▶ **Work required**
Could you recast the listing below, from the line with "x-hour-label: 12 — [1119, 822, 1138, 838]" to the line with "x-hour-label: 12 — [699, 1110, 718, 1126]", as a Markdown table with the columns Row and Line, skipping blank lines?

☆ ☆ ☆ ☆ ☆

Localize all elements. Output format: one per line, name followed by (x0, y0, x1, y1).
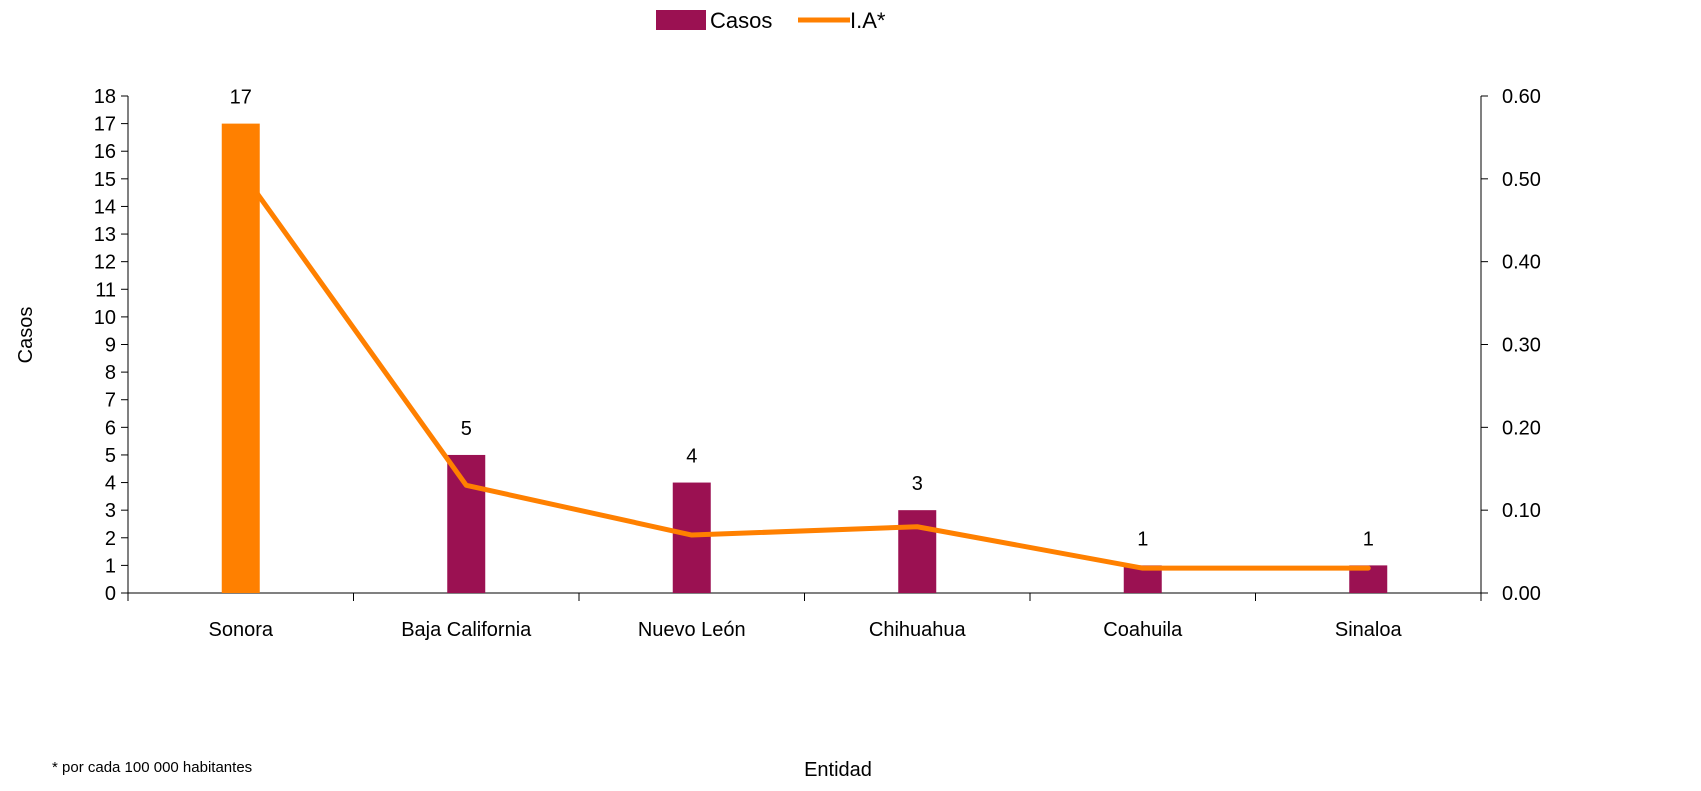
category-label: Coahuila (1103, 619, 1183, 641)
bar-nuevo-le-n (672, 482, 711, 593)
y-tick-label-left: 11 (95, 279, 116, 301)
category-label: Chihuahua (869, 619, 967, 641)
category-label: Sinaloa (1335, 619, 1403, 641)
y-tick-label-right: 0.00 (1502, 583, 1541, 605)
line-series (238, 168, 1371, 571)
y-tick-label-right: 0.40 (1502, 252, 1541, 274)
y-ticks-right: 0.00 0.10 0.20 0.30 0.40 0.50 0.60 (1481, 86, 1541, 605)
category-label: Sonora (209, 619, 274, 641)
y-tick-label-left: 18 (94, 86, 116, 108)
y-tick-label-left: 3 (105, 500, 116, 522)
bars (221, 123, 1388, 593)
y-tick-label-left: 2 (105, 528, 116, 550)
x-axis-title: Entidad (804, 759, 872, 781)
bar-data-label: 1 (1137, 528, 1148, 550)
bar-data-label: 4 (686, 446, 697, 468)
bar-baja-california (447, 454, 486, 593)
category-labels: Sonora Baja California Nuevo León Chihuahua… (209, 619, 1403, 641)
y-axis-title: Casos (15, 307, 37, 364)
y-tick-label-right: 0.50 (1502, 169, 1541, 191)
category-label: Nuevo León (638, 619, 746, 641)
ia-line (238, 168, 1371, 571)
y-tick-label-left: 0 (105, 583, 116, 605)
y-tick-label-left: 14 (94, 196, 116, 218)
x-ticks (127, 593, 1482, 601)
legend-label-casos: Casos (710, 8, 772, 33)
legend-label-ia: I.A* (850, 8, 886, 33)
y-tick-label-left: 9 (105, 335, 116, 357)
y-tick-label-right: 0.10 (1502, 500, 1541, 522)
category-label: Baja California (401, 619, 532, 641)
bar-sonora (221, 123, 260, 593)
y-tick-label-left: 12 (94, 252, 116, 274)
y-tick-label-left: 17 (94, 114, 116, 136)
bar-data-label: 1 (1363, 528, 1374, 550)
y-tick-label-left: 1 (105, 555, 116, 577)
bar-data-label: 17 (230, 87, 252, 109)
legend-swatch-casos (656, 10, 706, 30)
y-tick-label-left: 7 (105, 390, 116, 412)
bar-data-label: 5 (461, 418, 472, 440)
y-tick-label-right: 0.30 (1502, 335, 1541, 357)
y-tick-label-left: 16 (94, 141, 116, 163)
bar-data-label: 3 (912, 473, 923, 495)
y-tick-label-right: 0.60 (1502, 86, 1541, 108)
footnote: * por cada 100 000 habitantes (52, 759, 252, 776)
y-tick-label-right: 0.20 (1502, 417, 1541, 439)
legend: Casos I.A* (656, 8, 886, 33)
y-tick-label-left: 10 (94, 307, 116, 329)
y-tick-label-left: 13 (94, 224, 116, 246)
y-tick-label-left: 15 (94, 169, 116, 191)
y-tick-label-left: 5 (105, 445, 116, 467)
y-tick-label-left: 6 (105, 417, 116, 439)
data-labels: 17 5 4 3 1 1 (230, 87, 1374, 551)
y-tick-label-left: 4 (105, 473, 116, 495)
bar-chihuahua (898, 510, 937, 593)
y-tick-label-left: 8 (105, 362, 116, 384)
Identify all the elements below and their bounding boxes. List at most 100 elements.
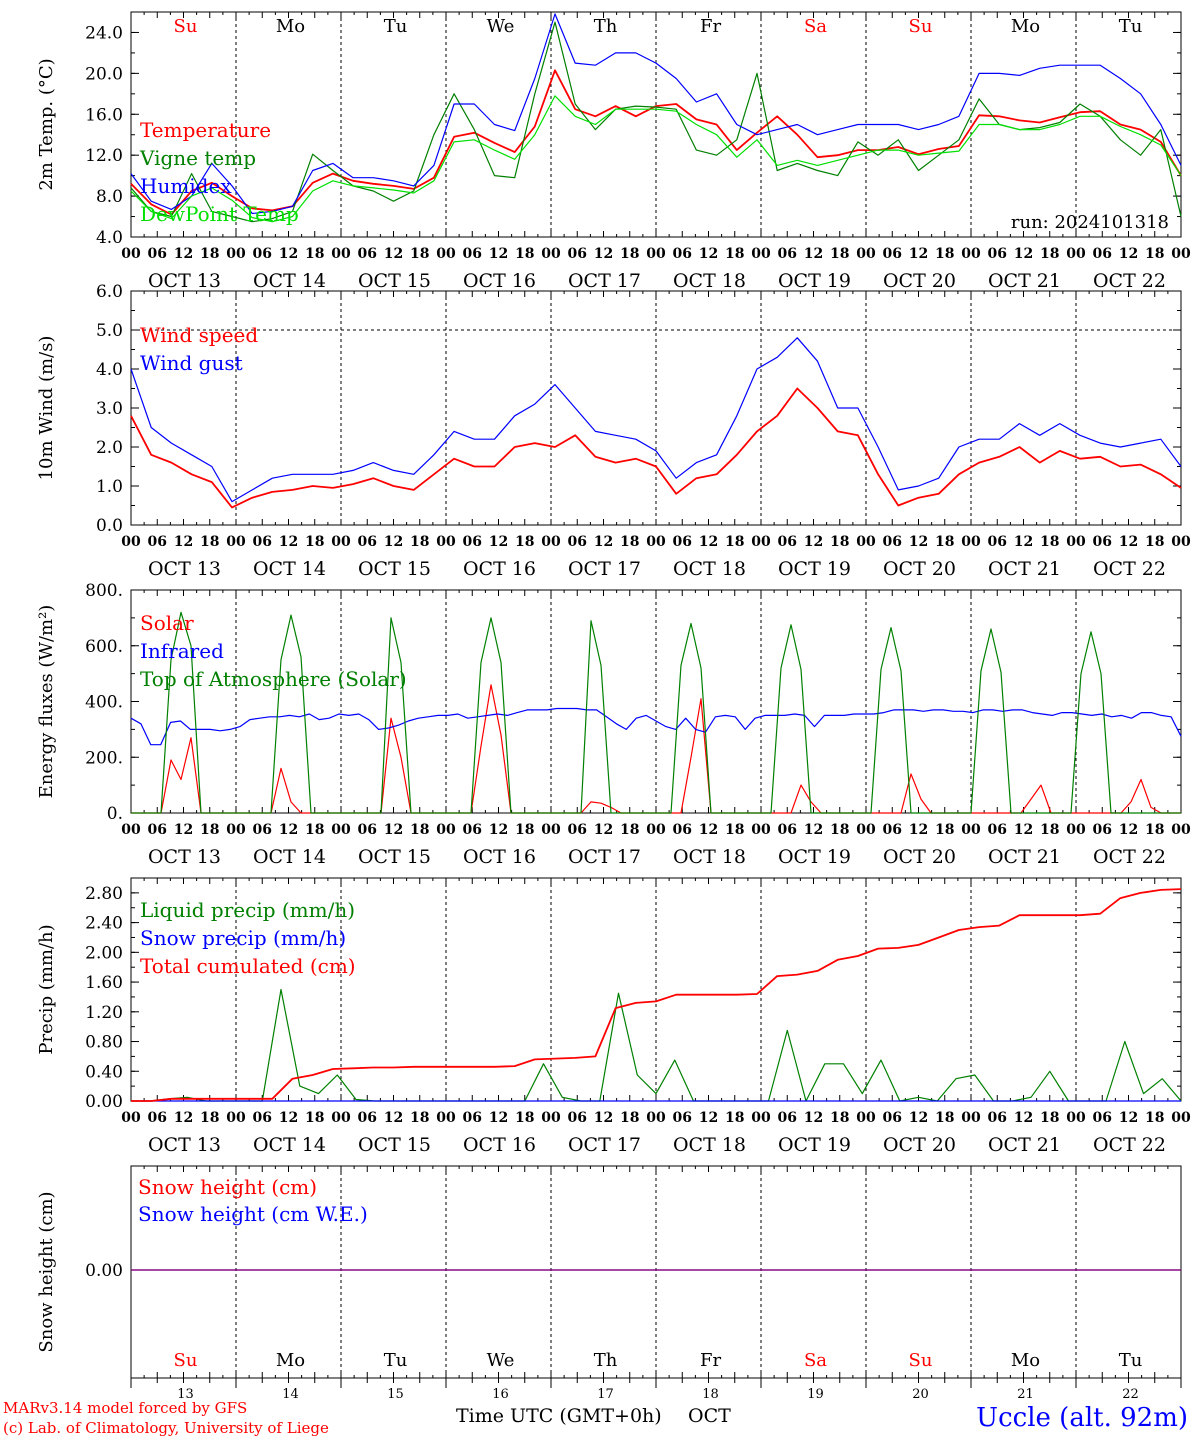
x-hour-label: 12 — [1119, 822, 1138, 838]
x-hour-label: 06 — [253, 822, 272, 838]
x-hour-label: 18 — [620, 822, 639, 838]
x-date-label: OCT 18 — [673, 270, 746, 292]
x-hour-label: 06 — [358, 1110, 377, 1126]
x-hour-label: 00 — [541, 1110, 561, 1126]
x-hour-label: 06 — [988, 246, 1007, 262]
x-hour-label: 12 — [699, 1110, 718, 1126]
x-hour-label: 18 — [410, 246, 429, 262]
x-hour-label: 06 — [988, 534, 1007, 550]
x-hour-label: 12 — [384, 534, 403, 550]
x-hour-label: 12 — [279, 534, 298, 550]
x-hour-label: 18 — [410, 534, 429, 550]
legend-entry: Liquid precip (mm/h) — [140, 898, 355, 922]
x-hour-label: 18 — [725, 1110, 744, 1126]
x-hour-label: 06 — [568, 534, 587, 550]
x-day-number: 19 — [807, 1387, 824, 1402]
x-date-label: OCT 21 — [988, 558, 1061, 580]
x-hour-label: 18 — [305, 1110, 324, 1126]
y-tick-label: 16.0 — [85, 105, 123, 125]
x-hour-label: 00 — [751, 246, 771, 262]
day-of-week-label: Sa — [804, 16, 827, 37]
x-hour-label: 06 — [1093, 822, 1112, 838]
series-line-humidex — [130, 13, 1182, 215]
x-hour-label: 06 — [988, 822, 1007, 838]
series-line-total-cumulated-cm — [131, 888, 1182, 1102]
x-hour-label: 06 — [988, 1110, 1007, 1126]
x-hour-label: 00 — [961, 1110, 981, 1126]
x-hour-label: 06 — [568, 246, 587, 262]
x-hour-label: 06 — [358, 246, 377, 262]
series-line-top-of-atmosphere-solar — [131, 611, 1181, 814]
legend-entry: Humidex — [140, 174, 232, 198]
x-date-label: OCT 21 — [988, 846, 1061, 868]
x-hour-label: 18 — [200, 822, 219, 838]
y-tick-label: 3.0 — [96, 399, 123, 419]
y-tick-label: 1.20 — [85, 1003, 123, 1023]
day-of-week-label: Mo — [276, 1350, 305, 1371]
day-of-week-label: Su — [909, 16, 933, 37]
x-hour-label: 00 — [1066, 246, 1086, 262]
legend-entry: Temperature — [140, 118, 271, 142]
x-hour-label: 00 — [1066, 534, 1086, 550]
x-hour-label: 18 — [1145, 1110, 1164, 1126]
x-hour-label: 00 — [1171, 1110, 1191, 1126]
x-hour-label: 12 — [909, 822, 928, 838]
x-date-label: OCT 22 — [1093, 1134, 1166, 1156]
x-day-number: 17 — [597, 1387, 614, 1402]
x-date-label: OCT 22 — [1093, 846, 1166, 868]
series-line-infrared — [130, 707, 1182, 746]
x-hour-label: 18 — [830, 534, 849, 550]
x-hour-label: 06 — [673, 246, 692, 262]
day-of-week-label: Tu — [384, 16, 408, 37]
x-hour-label: 06 — [253, 1110, 272, 1126]
y-tick-label: 2.80 — [85, 884, 123, 904]
x-hour-label: 00 — [226, 246, 246, 262]
x-hour-label: 06 — [463, 534, 482, 550]
x-hour-label: 06 — [1093, 1110, 1112, 1126]
x-date-label: OCT 13 — [148, 846, 221, 868]
day-of-week-label: Tu — [1119, 1350, 1143, 1371]
y-axis-label: Snow height (cm) — [36, 1191, 57, 1352]
x-hour-label: 18 — [1145, 246, 1164, 262]
x-hour-label: 18 — [620, 1110, 639, 1126]
x-hour-label: 00 — [646, 1110, 666, 1126]
x-hour-label: 12 — [279, 246, 298, 262]
x-hour-label: 12 — [174, 246, 193, 262]
x-hour-label: 18 — [725, 534, 744, 550]
day-of-week-label: Su — [174, 1350, 198, 1371]
x-date-label: OCT 14 — [253, 270, 326, 292]
x-date-label: OCT 14 — [253, 1134, 326, 1156]
x-date-label: OCT 18 — [673, 558, 746, 580]
day-of-week-label: Fr — [700, 1350, 721, 1371]
x-hour-label: 00 — [751, 534, 771, 550]
x-hour-label: 12 — [909, 1110, 928, 1126]
x-hour-label: 06 — [148, 534, 167, 550]
x-hour-label: 00 — [1171, 246, 1191, 262]
x-hour-label: 00 — [436, 1110, 456, 1126]
y-tick-label: 0.80 — [85, 1033, 123, 1053]
x-hour-label: 00 — [1066, 822, 1086, 838]
x-hour-label: 18 — [200, 246, 219, 262]
x-hour-label: 06 — [673, 822, 692, 838]
x-hour-label: 00 — [751, 822, 771, 838]
x-hour-label: 06 — [883, 822, 902, 838]
x-hour-label: 00 — [541, 246, 561, 262]
day-of-week-label: Mo — [276, 16, 305, 37]
x-hour-label: 12 — [174, 1110, 193, 1126]
y-tick-label: 6.0 — [96, 282, 123, 302]
x-hour-label: 12 — [1119, 1110, 1138, 1126]
x-date-label: OCT 18 — [673, 1134, 746, 1156]
x-hour-label: 12 — [804, 1110, 823, 1126]
x-hour-label: 00 — [1171, 534, 1191, 550]
y-tick-label: 200. — [85, 748, 123, 768]
x-date-label: OCT 18 — [673, 846, 746, 868]
x-hour-label: 06 — [358, 822, 377, 838]
legend-entry: Wind speed — [140, 323, 258, 347]
x-hour-label: 18 — [1145, 534, 1164, 550]
day-of-week-label: Su — [174, 16, 198, 37]
legend-entry: DewPoint Temp — [140, 202, 299, 226]
x-day-number: 21 — [1017, 1387, 1034, 1402]
x-hour-label: 06 — [148, 246, 167, 262]
x-hour-label: 18 — [1040, 246, 1059, 262]
x-date-label: OCT 21 — [988, 270, 1061, 292]
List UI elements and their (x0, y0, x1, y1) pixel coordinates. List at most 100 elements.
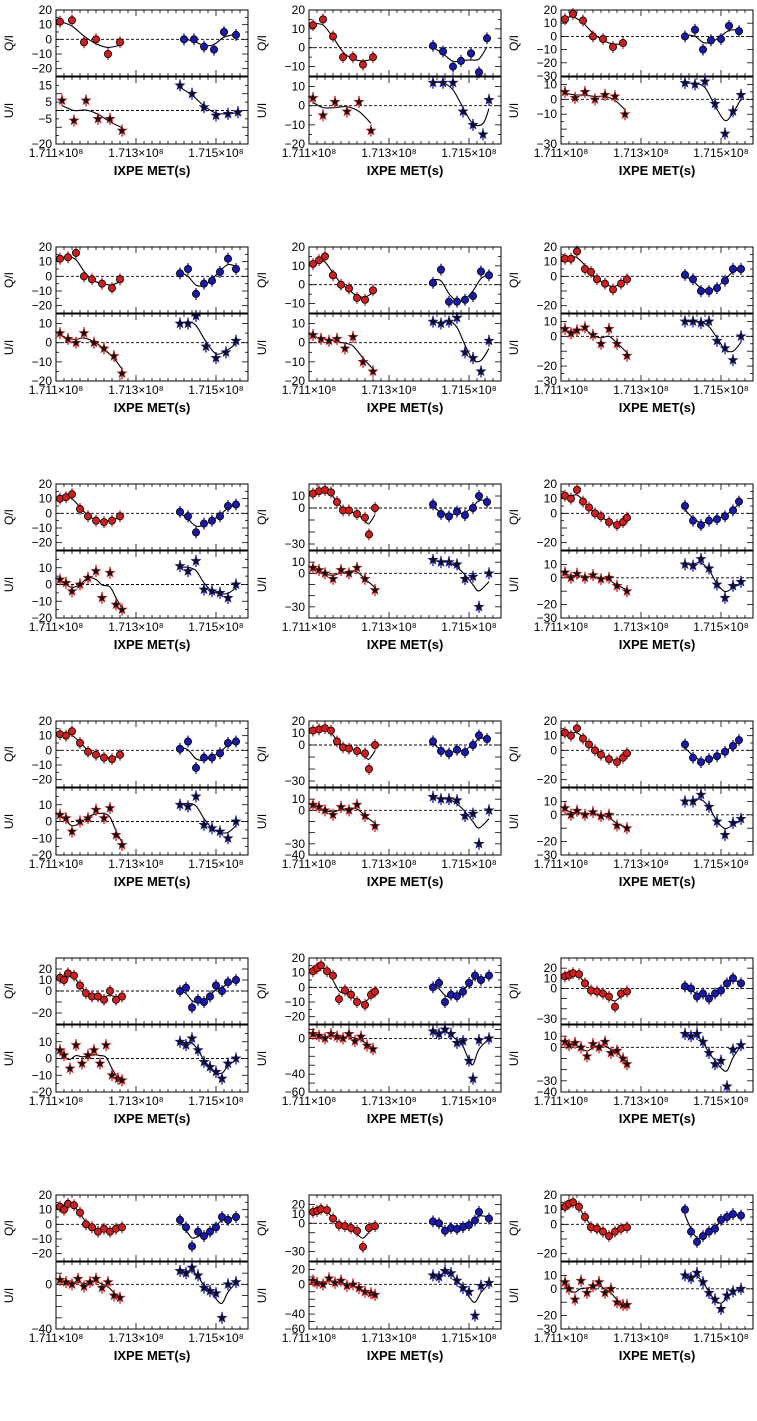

☆ ☆ ☆ ☆ ☆

▶ **Task result**
| Row | Line |
|---|---|
| 1 | x-hour-label: 12 — [1119, 822, 1138, 838] |
| 2 | x-hour-label: 06 — [253, 822, 272, 838] |
| 3 | x-hour-label: 18 — [620, 822, 639, 838] |
| 4 | x-date-label: OCT 18 — [673, 270, 746, 292] |
| 5 | x-hour-label: 06 — [358, 1110, 377, 1126] |
| 6 | x-hour-label: 00 — [541, 1110, 561, 1126] |
| 7 | x-hour-label: 06 — [988, 246, 1007, 262] |
| 8 | x-hour-label: 12 — [699, 1110, 718, 1126] |